Aim of the exercise >>
Which lines hold the word "right"? Copy each of them from the material.

-.-.-

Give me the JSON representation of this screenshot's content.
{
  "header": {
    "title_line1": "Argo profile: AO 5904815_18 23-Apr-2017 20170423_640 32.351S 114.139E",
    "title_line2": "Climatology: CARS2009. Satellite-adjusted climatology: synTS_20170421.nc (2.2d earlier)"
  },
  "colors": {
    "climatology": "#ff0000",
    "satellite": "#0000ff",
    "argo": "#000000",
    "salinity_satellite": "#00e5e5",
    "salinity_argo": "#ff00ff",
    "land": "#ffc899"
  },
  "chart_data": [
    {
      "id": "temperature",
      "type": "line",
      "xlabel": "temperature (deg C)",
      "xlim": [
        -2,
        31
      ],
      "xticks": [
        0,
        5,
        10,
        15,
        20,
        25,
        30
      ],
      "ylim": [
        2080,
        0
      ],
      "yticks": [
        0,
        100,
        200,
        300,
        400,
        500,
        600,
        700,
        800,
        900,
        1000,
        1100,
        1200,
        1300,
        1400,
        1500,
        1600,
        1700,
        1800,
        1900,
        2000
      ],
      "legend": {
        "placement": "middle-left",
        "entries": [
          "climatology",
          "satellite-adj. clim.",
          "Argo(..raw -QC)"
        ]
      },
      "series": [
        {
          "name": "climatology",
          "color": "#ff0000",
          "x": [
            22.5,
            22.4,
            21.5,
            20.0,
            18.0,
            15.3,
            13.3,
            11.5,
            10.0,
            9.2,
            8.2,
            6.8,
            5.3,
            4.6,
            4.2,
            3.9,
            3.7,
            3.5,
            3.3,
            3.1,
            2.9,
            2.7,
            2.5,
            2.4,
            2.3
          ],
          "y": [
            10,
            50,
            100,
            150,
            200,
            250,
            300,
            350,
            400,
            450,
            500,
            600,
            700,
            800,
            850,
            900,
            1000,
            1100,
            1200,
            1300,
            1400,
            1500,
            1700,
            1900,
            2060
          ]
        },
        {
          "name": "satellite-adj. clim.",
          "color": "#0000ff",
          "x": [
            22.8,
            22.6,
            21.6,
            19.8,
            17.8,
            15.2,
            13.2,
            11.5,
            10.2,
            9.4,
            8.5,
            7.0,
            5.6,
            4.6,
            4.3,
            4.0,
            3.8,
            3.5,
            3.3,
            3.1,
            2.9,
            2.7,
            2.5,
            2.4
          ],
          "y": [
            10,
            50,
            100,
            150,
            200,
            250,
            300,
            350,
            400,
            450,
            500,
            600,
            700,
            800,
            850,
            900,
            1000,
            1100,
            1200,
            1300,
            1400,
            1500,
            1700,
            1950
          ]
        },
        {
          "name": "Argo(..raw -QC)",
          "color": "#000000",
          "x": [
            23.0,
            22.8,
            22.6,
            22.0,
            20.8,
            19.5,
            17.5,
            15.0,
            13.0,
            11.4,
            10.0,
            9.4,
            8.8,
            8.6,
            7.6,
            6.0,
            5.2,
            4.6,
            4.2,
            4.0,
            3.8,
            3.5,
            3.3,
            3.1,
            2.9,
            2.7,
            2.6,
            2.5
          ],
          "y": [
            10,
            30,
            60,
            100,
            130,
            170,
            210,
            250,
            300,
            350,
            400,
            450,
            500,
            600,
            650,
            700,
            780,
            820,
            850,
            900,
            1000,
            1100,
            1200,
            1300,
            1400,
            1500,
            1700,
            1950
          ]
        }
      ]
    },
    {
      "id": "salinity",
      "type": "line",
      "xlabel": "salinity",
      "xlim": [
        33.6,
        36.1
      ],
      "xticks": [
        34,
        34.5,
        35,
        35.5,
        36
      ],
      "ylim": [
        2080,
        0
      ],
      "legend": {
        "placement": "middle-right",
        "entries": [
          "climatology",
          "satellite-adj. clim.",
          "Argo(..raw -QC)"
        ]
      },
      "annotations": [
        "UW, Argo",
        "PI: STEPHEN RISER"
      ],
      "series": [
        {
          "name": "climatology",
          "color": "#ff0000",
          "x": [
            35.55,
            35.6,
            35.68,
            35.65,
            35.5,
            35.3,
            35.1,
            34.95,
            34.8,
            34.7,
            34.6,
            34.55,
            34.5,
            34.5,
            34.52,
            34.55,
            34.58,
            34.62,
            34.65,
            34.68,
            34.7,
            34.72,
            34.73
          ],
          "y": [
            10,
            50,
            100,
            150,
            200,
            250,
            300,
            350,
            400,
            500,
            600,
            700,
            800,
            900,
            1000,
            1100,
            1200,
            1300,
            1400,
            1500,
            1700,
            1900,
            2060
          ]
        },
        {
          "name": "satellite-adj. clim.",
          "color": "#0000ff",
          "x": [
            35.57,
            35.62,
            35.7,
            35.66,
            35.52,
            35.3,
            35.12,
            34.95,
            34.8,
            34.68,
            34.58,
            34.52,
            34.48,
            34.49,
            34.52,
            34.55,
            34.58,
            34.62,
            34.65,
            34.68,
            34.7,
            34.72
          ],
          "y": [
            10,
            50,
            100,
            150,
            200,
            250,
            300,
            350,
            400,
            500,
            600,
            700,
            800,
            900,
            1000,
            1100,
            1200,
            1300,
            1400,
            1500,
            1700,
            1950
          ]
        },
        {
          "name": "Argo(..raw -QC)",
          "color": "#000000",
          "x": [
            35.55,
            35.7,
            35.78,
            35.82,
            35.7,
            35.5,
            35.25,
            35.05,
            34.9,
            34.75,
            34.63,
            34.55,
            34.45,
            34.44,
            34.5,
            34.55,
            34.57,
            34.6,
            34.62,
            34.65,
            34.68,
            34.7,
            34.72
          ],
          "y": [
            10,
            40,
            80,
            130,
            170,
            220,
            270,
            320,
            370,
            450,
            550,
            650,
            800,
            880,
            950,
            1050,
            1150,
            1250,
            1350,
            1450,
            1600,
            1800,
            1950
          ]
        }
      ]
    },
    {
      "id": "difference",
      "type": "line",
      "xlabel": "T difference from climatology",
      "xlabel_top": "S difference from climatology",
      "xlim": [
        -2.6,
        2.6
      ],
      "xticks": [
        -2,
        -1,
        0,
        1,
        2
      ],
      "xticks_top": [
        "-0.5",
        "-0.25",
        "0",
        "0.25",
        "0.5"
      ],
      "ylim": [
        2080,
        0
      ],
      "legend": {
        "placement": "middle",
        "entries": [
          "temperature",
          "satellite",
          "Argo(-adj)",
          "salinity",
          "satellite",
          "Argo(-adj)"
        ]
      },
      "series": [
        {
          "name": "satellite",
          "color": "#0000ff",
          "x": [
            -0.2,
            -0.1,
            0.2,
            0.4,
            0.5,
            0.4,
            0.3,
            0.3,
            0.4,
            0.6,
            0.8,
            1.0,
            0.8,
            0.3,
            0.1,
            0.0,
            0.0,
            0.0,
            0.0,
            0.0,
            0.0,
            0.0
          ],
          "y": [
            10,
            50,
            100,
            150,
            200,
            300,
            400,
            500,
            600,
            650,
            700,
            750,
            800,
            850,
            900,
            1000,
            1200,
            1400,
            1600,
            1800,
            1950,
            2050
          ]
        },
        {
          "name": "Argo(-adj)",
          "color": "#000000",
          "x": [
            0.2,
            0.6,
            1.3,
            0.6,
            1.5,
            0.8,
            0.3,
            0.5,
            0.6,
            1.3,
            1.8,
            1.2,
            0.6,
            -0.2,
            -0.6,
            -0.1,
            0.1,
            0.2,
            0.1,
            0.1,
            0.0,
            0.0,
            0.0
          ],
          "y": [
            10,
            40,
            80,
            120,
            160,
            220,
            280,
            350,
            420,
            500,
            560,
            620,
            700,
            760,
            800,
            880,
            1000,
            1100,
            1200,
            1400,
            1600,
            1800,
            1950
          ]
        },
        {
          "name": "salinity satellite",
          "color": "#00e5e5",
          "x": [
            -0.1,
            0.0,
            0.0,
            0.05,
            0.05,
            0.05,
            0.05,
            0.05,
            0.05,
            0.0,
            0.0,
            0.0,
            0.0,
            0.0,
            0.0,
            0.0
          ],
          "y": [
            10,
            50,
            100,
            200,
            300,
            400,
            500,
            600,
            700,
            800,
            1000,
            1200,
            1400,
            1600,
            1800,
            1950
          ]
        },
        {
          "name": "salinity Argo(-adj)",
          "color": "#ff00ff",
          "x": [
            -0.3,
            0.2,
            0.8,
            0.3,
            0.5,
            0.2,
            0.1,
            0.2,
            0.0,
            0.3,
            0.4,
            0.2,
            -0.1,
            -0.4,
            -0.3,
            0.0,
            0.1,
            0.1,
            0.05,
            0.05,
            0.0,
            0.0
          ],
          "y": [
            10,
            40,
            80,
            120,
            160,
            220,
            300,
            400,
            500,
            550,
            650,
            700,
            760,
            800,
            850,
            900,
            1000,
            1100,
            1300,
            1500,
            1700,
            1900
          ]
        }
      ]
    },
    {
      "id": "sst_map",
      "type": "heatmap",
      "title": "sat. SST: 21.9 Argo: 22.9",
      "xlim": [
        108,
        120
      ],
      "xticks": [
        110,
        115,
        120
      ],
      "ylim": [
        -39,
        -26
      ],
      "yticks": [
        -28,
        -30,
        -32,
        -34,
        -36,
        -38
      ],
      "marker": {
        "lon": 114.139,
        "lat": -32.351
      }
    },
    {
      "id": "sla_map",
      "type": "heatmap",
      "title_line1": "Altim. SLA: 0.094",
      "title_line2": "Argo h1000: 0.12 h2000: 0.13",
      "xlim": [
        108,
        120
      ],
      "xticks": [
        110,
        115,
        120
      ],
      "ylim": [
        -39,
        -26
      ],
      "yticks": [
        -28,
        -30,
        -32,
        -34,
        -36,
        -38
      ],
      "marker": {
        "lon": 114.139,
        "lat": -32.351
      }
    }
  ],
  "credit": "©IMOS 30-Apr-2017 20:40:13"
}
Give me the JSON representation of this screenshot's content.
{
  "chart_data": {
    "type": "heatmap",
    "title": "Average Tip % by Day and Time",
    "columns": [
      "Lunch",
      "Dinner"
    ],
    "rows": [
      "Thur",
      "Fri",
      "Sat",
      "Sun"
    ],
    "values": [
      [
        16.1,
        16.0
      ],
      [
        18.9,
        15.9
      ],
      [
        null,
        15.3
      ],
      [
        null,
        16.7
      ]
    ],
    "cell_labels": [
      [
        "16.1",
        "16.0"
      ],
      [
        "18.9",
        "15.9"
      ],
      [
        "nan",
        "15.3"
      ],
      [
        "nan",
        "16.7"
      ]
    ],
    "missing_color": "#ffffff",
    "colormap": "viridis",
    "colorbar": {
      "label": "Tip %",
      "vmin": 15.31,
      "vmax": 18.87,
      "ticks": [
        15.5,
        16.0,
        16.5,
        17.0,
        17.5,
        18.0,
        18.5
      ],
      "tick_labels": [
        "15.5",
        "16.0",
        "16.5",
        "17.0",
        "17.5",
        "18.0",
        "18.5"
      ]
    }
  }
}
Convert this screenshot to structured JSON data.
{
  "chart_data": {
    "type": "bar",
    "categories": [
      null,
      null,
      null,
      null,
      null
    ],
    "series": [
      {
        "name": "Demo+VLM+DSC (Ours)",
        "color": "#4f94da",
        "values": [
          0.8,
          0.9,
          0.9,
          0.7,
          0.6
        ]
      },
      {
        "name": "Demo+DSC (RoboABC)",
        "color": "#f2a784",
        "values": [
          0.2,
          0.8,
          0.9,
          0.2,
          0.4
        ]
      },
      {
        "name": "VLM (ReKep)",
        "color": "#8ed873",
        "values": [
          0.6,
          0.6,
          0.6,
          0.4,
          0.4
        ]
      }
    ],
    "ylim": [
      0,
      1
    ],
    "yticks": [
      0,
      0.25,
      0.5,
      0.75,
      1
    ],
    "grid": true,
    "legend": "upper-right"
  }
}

-.-.-

Solved problem >>
        "placement": "middle-right",
    "legend": "upper-right"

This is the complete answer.